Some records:

==============================

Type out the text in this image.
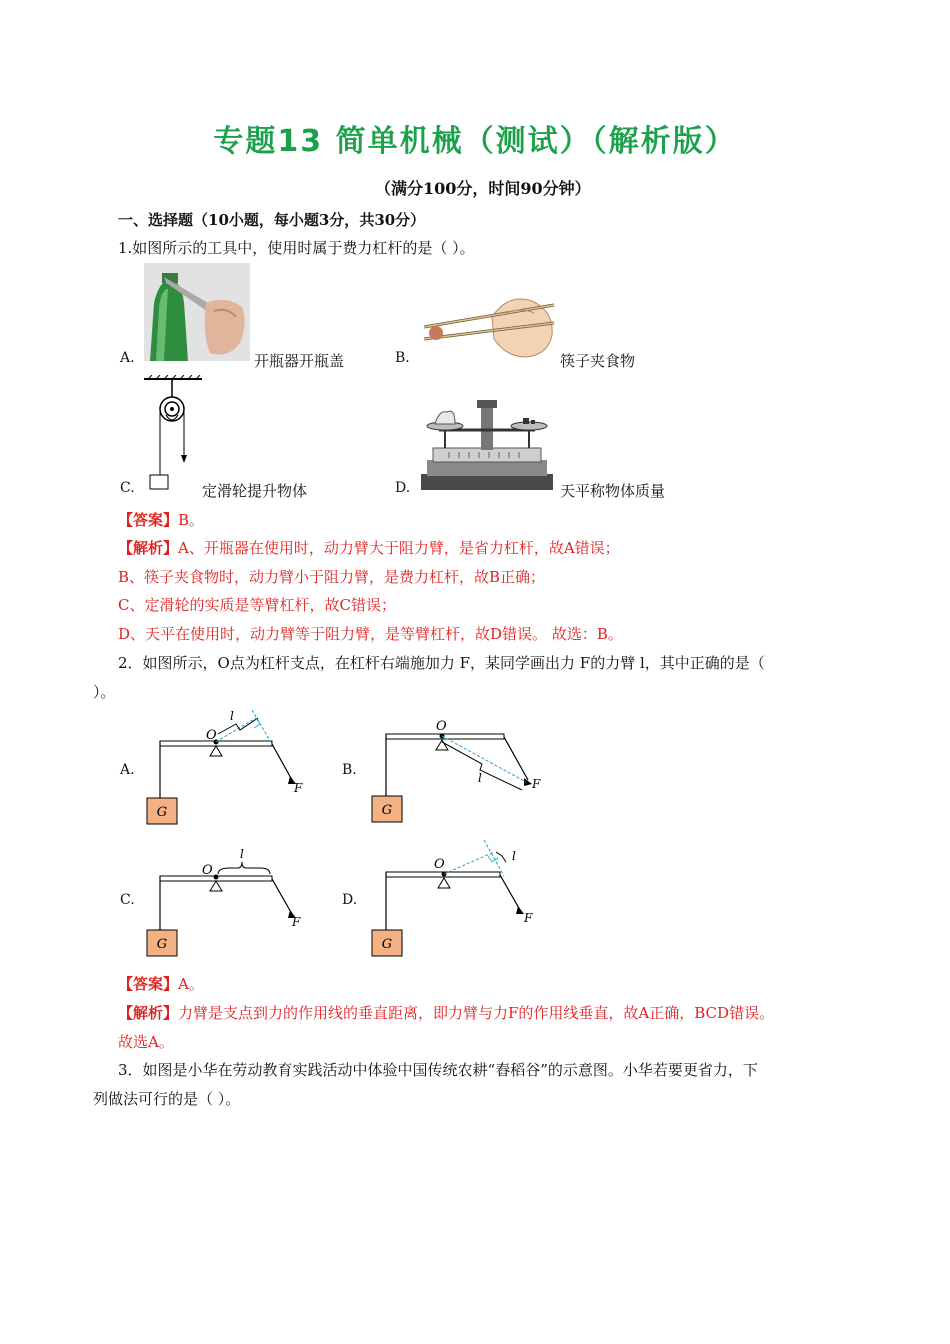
专题13 简单机械（测试）（解析版）
（满分100分，时间90分钟）
一、选择题（10小题，每小题3分，共30分）
1.如图所示的工具中，使用时属于费力杠杆的是（ ）。
A.	开瓶器开瓶盖	B.	筷子夹食物
C.	定滑轮提升物体	D.	天平称物体质量
【答案】B。
【解析】A、开瓶器在使用时，动力臂大于阻力臂，是省力杠杆，故A错误；
B、筷子夹食物时，动力臂小于阻力臂，是费力杠杆，故B正确；
C、定滑轮的实质是等臂杠杆，故C错误；
D、天平在使用时，动力臂等于阻力臂，是等臂杠杆，故D错误。 故选：B。
2．如图所示，O点为杠杆支点，在杠杆右端施加力 F，某同学画出力 F的力臂 l，其中正确的是（
）。
A.
G
O
F
l
B.
G
O
F
l
C.
G
O
l
F
D.
G
O
l
F
【答案】A。
【解析】力臂是支点到力的作用线的垂直距离，即力臂与力F的作用线垂直，故A正确，BCD错误。
故选A。
3．如图是小华在劳动教育实践活动中体验中国传统农耕“舂稻谷”的示意图。小华若要更省力，下
列做法可行的是（ ）。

==============================

Restate the data above word for word. Skip every picture.

(RESULT FOR THIS EXERCISE)
Type out the text in this image.
专题13 简单机械（测试）（解析版）
（满分100分，时间90分钟）
一、选择题（10小题，每小题3分，共30分）
1.如图所示的工具中，使用时属于费力杠杆的是（ ）。
A.	开瓶器开瓶盖	B.	筷子夹食物
C.	定滑轮提升物体	D.	天平称物体质量
【答案】B。
【解析】A、开瓶器在使用时，动力臂大于阻力臂，是省力杠杆，故A错误；
B、筷子夹食物时，动力臂小于阻力臂，是费力杠杆，故B正确；
C、定滑轮的实质是等臂杠杆，故C错误；
D、天平在使用时，动力臂等于阻力臂，是等臂杠杆，故D错误。 故选：B。
2．如图所示，O点为杠杆支点，在杠杆右端施加力 F，某同学画出力 F的力臂 l，其中正确的是（
）。
A.
G
O
F
l
B.
G
O
F
l
C.
G
O
l
F
D.
G
O
l
F
【答案】A。
【解析】力臂是支点到力的作用线的垂直距离，即力臂与力F的作用线垂直，故A正确，BCD错误。
故选A。
3．如图是小华在劳动教育实践活动中体验中国传统农耕“舂稻谷”的示意图。小华若要更省力，下
列做法可行的是（ ）。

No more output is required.